# Data entries
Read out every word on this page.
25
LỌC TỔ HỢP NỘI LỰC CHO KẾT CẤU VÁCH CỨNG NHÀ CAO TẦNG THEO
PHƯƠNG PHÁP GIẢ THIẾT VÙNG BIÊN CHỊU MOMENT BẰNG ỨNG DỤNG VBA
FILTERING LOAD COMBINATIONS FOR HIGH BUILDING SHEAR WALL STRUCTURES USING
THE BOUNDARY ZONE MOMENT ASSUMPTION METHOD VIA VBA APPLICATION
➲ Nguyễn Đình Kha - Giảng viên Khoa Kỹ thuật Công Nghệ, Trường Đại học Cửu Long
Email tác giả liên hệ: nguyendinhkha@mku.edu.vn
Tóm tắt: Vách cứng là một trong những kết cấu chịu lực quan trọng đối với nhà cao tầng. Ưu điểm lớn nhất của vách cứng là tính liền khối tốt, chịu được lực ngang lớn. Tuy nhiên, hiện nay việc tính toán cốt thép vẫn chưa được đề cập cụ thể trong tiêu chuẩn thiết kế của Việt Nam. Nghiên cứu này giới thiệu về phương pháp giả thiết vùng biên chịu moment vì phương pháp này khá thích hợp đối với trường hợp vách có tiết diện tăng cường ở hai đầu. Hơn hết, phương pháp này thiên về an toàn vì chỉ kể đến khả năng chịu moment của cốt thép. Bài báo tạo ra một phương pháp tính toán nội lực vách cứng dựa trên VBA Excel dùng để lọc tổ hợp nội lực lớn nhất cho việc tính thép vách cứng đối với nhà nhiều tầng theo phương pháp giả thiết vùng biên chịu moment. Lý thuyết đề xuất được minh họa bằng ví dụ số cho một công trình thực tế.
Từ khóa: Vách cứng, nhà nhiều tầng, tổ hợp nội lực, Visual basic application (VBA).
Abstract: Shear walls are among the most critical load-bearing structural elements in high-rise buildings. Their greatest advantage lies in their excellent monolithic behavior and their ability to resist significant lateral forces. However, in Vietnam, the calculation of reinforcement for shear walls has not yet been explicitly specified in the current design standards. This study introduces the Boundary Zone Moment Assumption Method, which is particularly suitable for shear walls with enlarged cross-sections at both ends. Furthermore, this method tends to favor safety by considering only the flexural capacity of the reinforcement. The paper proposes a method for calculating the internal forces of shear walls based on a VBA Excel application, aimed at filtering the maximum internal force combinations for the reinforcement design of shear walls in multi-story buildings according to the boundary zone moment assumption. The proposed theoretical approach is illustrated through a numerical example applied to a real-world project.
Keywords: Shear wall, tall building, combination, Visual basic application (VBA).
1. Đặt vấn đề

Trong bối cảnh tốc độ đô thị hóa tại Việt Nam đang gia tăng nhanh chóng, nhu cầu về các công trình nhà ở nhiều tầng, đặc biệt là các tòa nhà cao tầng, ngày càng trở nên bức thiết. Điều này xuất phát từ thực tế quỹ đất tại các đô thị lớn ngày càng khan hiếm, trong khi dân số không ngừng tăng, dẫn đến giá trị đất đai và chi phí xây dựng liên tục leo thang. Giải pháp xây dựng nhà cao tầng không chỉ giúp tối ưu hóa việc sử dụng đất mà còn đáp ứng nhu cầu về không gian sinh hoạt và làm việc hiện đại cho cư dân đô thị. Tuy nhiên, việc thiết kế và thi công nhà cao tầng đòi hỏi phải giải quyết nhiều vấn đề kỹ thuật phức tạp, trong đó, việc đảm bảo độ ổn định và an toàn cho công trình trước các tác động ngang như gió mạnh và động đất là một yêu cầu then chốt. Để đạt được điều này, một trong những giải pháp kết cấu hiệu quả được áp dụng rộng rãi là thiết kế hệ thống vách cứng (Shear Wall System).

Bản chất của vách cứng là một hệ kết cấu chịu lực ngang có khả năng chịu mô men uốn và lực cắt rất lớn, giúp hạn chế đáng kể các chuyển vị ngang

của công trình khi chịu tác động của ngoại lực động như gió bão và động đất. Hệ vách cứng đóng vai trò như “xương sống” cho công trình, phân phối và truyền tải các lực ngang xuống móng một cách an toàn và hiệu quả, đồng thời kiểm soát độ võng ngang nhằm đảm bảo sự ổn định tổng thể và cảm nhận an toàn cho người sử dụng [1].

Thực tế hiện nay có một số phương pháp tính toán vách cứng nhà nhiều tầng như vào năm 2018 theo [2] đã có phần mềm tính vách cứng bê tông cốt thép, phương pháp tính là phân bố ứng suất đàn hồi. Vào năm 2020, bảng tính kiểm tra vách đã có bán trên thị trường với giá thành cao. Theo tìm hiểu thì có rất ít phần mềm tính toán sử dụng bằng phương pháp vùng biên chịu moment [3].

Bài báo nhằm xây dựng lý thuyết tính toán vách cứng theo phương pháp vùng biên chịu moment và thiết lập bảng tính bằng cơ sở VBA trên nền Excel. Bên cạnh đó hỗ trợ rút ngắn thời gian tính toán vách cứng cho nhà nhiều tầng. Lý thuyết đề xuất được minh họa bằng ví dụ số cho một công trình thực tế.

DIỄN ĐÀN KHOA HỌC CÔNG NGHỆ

# Task
Which lines hold the string "Visual"? Copy all of them from the data above.

# Finished exercise
Từ khóa: Vách cứng, nhà nhiều tầng, tổ hợp nội lực, Visual basic application (VBA).
Keywords: Shear wall, tall building, combination, Visual basic application (VBA).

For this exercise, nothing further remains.